§ Given exercise: Reproduce the entries verbatim, starting at the first line and ending at the line containing "rope-construction-card[interactable]: 6 x 26W+IWRC", with both of those lines included.

§ The records:
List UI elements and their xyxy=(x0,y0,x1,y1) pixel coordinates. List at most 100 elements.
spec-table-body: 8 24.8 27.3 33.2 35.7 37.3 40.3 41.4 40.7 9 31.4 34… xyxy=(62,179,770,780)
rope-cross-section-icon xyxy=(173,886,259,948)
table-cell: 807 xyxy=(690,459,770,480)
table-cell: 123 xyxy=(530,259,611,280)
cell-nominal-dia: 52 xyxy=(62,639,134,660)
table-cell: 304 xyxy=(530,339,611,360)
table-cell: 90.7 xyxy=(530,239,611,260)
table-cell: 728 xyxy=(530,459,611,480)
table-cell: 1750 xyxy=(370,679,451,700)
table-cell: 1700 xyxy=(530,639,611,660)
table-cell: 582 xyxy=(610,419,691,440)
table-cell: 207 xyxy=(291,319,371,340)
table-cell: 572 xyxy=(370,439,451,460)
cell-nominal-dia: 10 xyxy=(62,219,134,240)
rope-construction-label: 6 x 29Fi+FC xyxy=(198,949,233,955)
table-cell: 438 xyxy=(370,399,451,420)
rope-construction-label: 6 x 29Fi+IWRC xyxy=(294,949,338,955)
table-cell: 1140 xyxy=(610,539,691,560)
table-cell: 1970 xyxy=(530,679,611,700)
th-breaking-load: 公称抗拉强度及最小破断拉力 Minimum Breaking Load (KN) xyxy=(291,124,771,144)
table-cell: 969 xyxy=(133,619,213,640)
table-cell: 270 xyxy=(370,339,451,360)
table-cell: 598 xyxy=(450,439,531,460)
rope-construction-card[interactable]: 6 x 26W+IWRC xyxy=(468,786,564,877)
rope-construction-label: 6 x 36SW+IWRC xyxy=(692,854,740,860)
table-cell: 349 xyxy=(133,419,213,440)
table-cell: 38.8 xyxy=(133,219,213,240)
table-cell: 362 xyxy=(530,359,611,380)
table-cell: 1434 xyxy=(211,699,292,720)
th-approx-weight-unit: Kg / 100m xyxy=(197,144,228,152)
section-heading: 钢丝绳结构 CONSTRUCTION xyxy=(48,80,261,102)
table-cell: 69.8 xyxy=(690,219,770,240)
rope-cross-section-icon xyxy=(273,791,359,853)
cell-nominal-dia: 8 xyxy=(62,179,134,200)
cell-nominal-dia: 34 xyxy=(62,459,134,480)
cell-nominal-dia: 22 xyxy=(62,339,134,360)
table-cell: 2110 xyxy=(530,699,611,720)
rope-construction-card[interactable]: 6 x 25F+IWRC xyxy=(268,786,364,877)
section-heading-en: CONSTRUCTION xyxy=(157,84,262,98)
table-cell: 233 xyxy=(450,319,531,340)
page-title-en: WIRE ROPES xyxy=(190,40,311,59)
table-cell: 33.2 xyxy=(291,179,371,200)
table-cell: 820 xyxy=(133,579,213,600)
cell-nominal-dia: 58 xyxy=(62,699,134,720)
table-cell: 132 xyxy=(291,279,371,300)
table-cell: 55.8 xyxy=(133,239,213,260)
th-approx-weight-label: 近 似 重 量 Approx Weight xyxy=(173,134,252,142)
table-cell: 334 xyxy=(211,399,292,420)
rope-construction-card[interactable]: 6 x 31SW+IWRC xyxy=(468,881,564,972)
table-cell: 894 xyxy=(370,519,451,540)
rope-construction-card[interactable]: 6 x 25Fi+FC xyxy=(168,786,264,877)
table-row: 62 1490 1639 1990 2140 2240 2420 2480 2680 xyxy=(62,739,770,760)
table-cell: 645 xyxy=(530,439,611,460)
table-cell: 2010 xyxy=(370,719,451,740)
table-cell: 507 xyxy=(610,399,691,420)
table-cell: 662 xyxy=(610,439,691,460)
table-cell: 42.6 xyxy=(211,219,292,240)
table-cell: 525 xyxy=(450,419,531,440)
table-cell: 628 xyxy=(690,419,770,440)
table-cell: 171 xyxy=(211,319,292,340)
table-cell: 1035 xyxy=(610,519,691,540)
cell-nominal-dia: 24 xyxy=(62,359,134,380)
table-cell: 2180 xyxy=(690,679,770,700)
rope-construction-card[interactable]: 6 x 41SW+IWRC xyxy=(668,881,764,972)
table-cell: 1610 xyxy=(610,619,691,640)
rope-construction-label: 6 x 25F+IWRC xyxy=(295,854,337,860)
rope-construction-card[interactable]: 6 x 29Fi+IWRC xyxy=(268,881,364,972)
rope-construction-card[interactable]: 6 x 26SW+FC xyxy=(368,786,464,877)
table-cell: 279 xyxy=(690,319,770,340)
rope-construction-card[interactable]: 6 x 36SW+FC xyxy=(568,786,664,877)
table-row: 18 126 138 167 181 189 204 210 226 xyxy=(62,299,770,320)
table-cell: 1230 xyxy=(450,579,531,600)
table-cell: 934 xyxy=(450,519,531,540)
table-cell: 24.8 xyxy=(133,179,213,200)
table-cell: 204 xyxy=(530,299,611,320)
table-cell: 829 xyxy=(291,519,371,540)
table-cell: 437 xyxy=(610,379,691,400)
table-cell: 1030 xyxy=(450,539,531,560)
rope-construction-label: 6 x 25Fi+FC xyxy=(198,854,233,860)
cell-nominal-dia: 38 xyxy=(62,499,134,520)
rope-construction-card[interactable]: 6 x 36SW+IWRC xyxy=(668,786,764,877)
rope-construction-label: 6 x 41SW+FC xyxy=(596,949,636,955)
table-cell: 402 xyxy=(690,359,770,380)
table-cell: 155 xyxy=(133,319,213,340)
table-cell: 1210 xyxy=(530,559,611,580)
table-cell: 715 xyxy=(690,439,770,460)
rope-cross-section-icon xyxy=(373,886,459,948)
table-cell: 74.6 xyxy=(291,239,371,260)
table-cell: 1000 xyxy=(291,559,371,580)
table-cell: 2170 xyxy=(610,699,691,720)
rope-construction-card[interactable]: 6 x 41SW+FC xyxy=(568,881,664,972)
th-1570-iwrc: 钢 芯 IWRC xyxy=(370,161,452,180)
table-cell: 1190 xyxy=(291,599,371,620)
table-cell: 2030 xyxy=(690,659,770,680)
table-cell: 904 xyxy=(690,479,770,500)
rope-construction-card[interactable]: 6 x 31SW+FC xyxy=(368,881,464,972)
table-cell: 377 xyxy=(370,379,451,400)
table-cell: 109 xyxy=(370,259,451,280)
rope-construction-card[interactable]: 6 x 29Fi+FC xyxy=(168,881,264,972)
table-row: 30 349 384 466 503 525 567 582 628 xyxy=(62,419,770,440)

§ Solved exercise:
List UI elements and their xyxy=(x0,y0,x1,y1) pixel coordinates. List at most 100 elements.
spec-table-body: 8 24.8 27.3 33.2 35.7 37.3 40.3 41.4 40.7 9 31.4 34… xyxy=(62,179,770,780)
rope-cross-section-icon xyxy=(173,886,259,948)
table-cell: 807 xyxy=(690,459,770,480)
table-cell: 123 xyxy=(530,259,611,280)
cell-nominal-dia: 52 xyxy=(62,639,134,660)
table-cell: 304 xyxy=(530,339,611,360)
table-cell: 90.7 xyxy=(530,239,611,260)
table-cell: 728 xyxy=(530,459,611,480)
table-cell: 1750 xyxy=(370,679,451,700)
table-cell: 1700 xyxy=(530,639,611,660)
table-cell: 582 xyxy=(610,419,691,440)
table-cell: 207 xyxy=(291,319,371,340)
table-cell: 572 xyxy=(370,439,451,460)
cell-nominal-dia: 10 xyxy=(62,219,134,240)
rope-construction-label: 6 x 29Fi+FC xyxy=(198,949,233,955)
table-cell: 438 xyxy=(370,399,451,420)
rope-construction-label: 6 x 29Fi+IWRC xyxy=(294,949,338,955)
table-cell: 1140 xyxy=(610,539,691,560)
table-cell: 1970 xyxy=(530,679,611,700)
th-breaking-load: 公称抗拉强度及最小破断拉力 Minimum Breaking Load (KN) xyxy=(291,124,771,144)
table-cell: 969 xyxy=(133,619,213,640)
table-cell: 270 xyxy=(370,339,451,360)
table-cell: 598 xyxy=(450,439,531,460)
rope-construction-card[interactable]: 6 x 26W+IWRC xyxy=(468,786,564,877)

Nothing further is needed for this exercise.